▸ Aim
Copy all lines that contain the word "name".

▸ Records to use

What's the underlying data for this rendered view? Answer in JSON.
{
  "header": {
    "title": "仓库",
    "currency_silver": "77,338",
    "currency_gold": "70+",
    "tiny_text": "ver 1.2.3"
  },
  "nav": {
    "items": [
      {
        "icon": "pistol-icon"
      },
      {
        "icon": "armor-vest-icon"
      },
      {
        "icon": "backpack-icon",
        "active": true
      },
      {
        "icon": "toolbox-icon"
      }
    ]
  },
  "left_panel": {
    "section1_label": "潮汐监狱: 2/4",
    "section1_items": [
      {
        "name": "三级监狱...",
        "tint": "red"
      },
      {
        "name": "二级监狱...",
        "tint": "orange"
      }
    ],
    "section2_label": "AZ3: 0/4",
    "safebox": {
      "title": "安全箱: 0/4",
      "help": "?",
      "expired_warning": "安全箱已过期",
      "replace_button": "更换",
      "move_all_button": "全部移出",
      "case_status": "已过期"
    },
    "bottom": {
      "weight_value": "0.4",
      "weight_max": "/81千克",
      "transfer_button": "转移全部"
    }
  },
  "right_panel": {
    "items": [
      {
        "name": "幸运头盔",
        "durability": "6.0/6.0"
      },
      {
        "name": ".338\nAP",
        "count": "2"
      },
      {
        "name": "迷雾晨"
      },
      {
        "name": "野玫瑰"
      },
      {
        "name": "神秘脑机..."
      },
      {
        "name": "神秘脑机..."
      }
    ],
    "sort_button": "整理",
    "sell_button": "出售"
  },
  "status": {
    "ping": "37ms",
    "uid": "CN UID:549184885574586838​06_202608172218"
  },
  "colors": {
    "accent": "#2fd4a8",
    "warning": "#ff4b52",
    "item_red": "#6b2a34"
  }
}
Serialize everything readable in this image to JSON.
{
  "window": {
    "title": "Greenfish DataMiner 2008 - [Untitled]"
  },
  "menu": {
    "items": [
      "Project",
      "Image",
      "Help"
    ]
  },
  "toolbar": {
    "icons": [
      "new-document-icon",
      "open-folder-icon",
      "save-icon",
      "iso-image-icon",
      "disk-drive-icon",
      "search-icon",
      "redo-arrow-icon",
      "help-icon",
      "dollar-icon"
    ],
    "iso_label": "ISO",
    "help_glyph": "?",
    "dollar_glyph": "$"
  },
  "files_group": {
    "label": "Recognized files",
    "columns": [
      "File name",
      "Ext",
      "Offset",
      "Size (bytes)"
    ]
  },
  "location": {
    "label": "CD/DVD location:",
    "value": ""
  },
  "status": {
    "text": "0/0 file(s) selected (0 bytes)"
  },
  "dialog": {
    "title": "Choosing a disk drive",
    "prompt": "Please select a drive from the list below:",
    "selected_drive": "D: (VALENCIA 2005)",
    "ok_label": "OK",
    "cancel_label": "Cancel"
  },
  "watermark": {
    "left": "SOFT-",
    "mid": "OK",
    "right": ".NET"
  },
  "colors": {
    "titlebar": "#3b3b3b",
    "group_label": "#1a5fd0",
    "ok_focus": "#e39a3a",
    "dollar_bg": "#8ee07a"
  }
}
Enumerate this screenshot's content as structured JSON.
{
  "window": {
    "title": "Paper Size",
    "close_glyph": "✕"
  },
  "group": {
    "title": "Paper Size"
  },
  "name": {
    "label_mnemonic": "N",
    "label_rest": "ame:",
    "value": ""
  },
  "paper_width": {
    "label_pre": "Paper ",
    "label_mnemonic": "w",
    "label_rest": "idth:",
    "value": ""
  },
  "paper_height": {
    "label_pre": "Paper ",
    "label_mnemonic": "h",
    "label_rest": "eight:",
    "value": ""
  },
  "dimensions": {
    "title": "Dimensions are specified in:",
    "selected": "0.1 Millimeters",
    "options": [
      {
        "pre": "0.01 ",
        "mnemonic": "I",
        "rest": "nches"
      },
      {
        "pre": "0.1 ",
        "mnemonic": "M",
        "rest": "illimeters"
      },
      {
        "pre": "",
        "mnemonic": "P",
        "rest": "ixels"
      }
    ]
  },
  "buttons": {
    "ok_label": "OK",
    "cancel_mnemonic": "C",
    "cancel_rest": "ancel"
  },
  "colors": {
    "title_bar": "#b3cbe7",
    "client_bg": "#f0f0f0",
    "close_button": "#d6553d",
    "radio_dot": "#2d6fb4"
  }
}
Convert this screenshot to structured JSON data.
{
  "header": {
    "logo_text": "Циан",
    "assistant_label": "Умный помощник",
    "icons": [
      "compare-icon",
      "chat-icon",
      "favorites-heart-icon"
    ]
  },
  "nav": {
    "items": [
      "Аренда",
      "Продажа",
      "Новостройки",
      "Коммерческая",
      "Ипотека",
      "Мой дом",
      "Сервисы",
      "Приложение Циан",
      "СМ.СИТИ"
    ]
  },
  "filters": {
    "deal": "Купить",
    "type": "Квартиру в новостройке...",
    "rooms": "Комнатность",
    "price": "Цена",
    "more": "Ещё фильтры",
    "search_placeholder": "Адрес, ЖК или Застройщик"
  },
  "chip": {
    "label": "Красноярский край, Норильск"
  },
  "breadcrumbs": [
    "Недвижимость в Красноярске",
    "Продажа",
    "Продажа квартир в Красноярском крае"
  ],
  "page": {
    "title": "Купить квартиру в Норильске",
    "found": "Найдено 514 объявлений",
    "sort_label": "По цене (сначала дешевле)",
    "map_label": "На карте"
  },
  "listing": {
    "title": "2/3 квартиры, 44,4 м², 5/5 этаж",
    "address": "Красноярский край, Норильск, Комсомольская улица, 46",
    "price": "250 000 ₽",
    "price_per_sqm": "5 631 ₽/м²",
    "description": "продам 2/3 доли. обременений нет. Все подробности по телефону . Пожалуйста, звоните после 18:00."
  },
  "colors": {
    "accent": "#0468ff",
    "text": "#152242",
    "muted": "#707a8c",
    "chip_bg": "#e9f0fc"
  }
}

▸ Exercise solution
        "name": "三级监狱...",
        "name": "二级监狱...",
        "name": "幸运头盔",
        "name": ".338\nAP",
        "name": "迷雾晨"
        "name": "野玫瑰"
        "name": "神秘脑机..."
        "name": "神秘脑机..."
      "File name",
  "name": {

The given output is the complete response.